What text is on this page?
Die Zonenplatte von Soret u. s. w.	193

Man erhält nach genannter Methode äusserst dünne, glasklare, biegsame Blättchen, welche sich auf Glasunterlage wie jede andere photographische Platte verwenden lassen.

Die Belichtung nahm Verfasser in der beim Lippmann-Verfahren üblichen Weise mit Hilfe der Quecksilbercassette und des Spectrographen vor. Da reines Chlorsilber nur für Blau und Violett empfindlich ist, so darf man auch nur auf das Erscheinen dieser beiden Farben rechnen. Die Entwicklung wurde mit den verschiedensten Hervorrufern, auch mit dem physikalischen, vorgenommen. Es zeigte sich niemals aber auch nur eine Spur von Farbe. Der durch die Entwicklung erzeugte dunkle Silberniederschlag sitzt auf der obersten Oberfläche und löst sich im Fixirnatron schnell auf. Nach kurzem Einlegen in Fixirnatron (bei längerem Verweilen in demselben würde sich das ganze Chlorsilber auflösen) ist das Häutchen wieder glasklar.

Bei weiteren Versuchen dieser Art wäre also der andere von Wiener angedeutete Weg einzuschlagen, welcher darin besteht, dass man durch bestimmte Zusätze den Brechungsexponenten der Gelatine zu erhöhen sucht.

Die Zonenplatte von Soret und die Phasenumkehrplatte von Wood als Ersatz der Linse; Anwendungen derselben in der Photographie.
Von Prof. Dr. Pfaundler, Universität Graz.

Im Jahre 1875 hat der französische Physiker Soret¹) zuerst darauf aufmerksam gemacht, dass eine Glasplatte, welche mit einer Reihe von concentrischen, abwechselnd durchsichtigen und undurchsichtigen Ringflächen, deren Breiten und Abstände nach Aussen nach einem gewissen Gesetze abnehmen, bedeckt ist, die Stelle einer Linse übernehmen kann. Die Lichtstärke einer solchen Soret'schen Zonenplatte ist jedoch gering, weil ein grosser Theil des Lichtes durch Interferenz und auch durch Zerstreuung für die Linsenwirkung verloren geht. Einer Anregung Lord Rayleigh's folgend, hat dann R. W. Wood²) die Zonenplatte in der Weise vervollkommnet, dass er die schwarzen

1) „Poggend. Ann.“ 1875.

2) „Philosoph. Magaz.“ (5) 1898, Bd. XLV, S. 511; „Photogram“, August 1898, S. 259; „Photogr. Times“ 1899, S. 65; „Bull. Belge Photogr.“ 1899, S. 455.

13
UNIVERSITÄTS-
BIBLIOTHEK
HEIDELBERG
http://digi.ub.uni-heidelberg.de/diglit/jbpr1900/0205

> WHAT IS EXPECTED
Answer with a number only: how many lines above include the word "andere"?

> YOUR RESPONSE
2